* **TRY IT**: Your answer must be the full set of records, repeated exactly.

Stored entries
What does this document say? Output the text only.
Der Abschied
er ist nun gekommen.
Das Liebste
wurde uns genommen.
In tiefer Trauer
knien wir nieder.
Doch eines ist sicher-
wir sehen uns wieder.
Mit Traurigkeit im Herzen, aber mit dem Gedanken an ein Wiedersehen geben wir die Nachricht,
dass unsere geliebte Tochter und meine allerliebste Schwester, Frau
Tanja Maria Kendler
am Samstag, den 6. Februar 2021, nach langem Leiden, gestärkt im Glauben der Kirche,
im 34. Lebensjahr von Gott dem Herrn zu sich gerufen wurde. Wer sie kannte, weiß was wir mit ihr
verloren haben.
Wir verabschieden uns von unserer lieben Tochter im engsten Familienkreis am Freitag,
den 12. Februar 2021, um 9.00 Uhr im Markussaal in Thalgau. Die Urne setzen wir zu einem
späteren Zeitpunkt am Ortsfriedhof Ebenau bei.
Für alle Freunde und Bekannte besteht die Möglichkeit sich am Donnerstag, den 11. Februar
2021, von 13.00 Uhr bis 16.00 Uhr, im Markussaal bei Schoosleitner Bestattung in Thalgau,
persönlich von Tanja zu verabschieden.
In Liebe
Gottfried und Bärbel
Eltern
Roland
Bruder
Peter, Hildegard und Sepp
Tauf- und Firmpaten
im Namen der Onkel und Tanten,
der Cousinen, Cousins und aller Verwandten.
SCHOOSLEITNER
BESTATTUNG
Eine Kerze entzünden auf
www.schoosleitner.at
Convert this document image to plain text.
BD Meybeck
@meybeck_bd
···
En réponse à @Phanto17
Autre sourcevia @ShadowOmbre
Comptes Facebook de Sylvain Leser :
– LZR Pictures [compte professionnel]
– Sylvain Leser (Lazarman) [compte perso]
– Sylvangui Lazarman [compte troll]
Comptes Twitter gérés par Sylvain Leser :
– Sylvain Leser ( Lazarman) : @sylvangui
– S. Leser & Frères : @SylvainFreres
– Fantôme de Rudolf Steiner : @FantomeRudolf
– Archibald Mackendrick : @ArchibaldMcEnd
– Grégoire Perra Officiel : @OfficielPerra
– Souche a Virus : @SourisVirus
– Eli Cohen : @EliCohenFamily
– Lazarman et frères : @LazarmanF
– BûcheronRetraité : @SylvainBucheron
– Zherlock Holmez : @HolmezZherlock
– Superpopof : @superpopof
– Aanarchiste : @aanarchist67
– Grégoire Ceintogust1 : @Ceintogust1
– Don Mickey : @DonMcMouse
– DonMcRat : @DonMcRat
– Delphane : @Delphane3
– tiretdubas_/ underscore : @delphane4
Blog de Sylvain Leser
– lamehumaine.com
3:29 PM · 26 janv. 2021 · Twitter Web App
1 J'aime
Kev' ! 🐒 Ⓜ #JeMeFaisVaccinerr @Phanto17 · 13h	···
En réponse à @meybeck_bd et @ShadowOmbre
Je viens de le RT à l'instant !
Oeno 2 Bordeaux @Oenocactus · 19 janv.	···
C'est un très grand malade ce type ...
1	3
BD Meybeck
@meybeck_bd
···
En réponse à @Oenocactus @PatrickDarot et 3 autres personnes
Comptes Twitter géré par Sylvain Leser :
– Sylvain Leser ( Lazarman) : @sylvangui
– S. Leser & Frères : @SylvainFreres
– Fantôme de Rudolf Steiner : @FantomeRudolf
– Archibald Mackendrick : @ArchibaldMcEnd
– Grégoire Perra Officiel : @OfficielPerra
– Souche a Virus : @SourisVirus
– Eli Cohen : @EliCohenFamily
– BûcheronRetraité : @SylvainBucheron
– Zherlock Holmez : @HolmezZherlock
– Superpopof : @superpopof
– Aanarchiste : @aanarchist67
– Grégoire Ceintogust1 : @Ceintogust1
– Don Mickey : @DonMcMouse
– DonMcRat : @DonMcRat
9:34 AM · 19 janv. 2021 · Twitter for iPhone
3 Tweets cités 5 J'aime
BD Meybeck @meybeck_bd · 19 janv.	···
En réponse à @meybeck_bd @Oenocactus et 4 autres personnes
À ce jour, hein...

* **OUTPUT**:
What does this document say? Output the text only.
Der Abschied
er ist nun gekommen.
Das Liebste
wurde uns genommen.
In tiefer Trauer
knien wir nieder.
Doch eines ist sicher-
wir sehen uns wieder.
Mit Traurigkeit im Herzen, aber mit dem Gedanken an ein Wiedersehen geben wir die Nachricht,
dass unsere geliebte Tochter und meine allerliebste Schwester, Frau
Tanja Maria Kendler
am Samstag, den 6. Februar 2021, nach langem Leiden, gestärkt im Glauben der Kirche,
im 34. Lebensjahr von Gott dem Herrn zu sich gerufen wurde. Wer sie kannte, weiß was wir mit ihr
verloren haben.
Wir verabschieden uns von unserer lieben Tochter im engsten Familienkreis am Freitag,
den 12. Februar 2021, um 9.00 Uhr im Markussaal in Thalgau. Die Urne setzen wir zu einem
späteren Zeitpunkt am Ortsfriedhof Ebenau bei.
Für alle Freunde und Bekannte besteht die Möglichkeit sich am Donnerstag, den 11. Februar
2021, von 13.00 Uhr bis 16.00 Uhr, im Markussaal bei Schoosleitner Bestattung in Thalgau,
persönlich von Tanja zu verabschieden.
In Liebe
Gottfried und Bärbel
Eltern
Roland
Bruder
Peter, Hildegard und Sepp
Tauf- und Firmpaten
im Namen der Onkel und Tanten,
der Cousinen, Cousins und aller Verwandten.
SCHOOSLEITNER
BESTATTUNG
Eine Kerze entzünden auf
www.schoosleitner.at
Convert this document image to plain text.
BD Meybeck
@meybeck_bd
···
En réponse à @Phanto17
Autre sourcevia @ShadowOmbre
Comptes Facebook de Sylvain Leser :
– LZR Pictures [compte professionnel]
– Sylvain Leser (Lazarman) [compte perso]
– Sylvangui Lazarman [compte troll]
Comptes Twitter gérés par Sylvain Leser :
– Sylvain Leser ( Lazarman) : @sylvangui
– S. Leser & Frères : @SylvainFreres
– Fantôme de Rudolf Steiner : @FantomeRudolf
– Archibald Mackendrick : @ArchibaldMcEnd
– Grégoire Perra Officiel : @OfficielPerra
– Souche a Virus : @SourisVirus
– Eli Cohen : @EliCohenFamily
– Lazarman et frères : @LazarmanF
– BûcheronRetraité : @SylvainBucheron
– Zherlock Holmez : @HolmezZherlock
– Superpopof : @superpopof
– Aanarchiste : @aanarchist67
– Grégoire Ceintogust1 : @Ceintogust1
– Don Mickey : @DonMcMouse
– DonMcRat : @DonMcRat
– Delphane : @Delphane3
– tiretdubas_/ underscore : @delphane4
Blog de Sylvain Leser
– lamehumaine.com
3:29 PM · 26 janv. 2021 · Twitter Web App
1 J'aime
Kev' ! 🐒 Ⓜ #JeMeFaisVaccinerr @Phanto17 · 13h	···
En réponse à @meybeck_bd et @ShadowOmbre
Je viens de le RT à l'instant !
Oeno 2 Bordeaux @Oenocactus · 19 janv.	···
C'est un très grand malade ce type ...
1	3
BD Meybeck
@meybeck_bd
···
En réponse à @Oenocactus @PatrickDarot et 3 autres personnes
Comptes Twitter géré par Sylvain Leser :
– Sylvain Leser ( Lazarman) : @sylvangui
– S. Leser & Frères : @SylvainFreres
– Fantôme de Rudolf Steiner : @FantomeRudolf
– Archibald Mackendrick : @ArchibaldMcEnd
– Grégoire Perra Officiel : @OfficielPerra
– Souche a Virus : @SourisVirus
– Eli Cohen : @EliCohenFamily
– BûcheronRetraité : @SylvainBucheron
– Zherlock Holmez : @HolmezZherlock
– Superpopof : @superpopof
– Aanarchiste : @aanarchist67
– Grégoire Ceintogust1 : @Ceintogust1
– Don Mickey : @DonMcMouse
– DonMcRat : @DonMcRat
9:34 AM · 19 janv. 2021 · Twitter for iPhone
3 Tweets cités 5 J'aime
BD Meybeck @meybeck_bd · 19 janv.	···
En réponse à @meybeck_bd @Oenocactus et 4 autres personnes
À ce jour, hein...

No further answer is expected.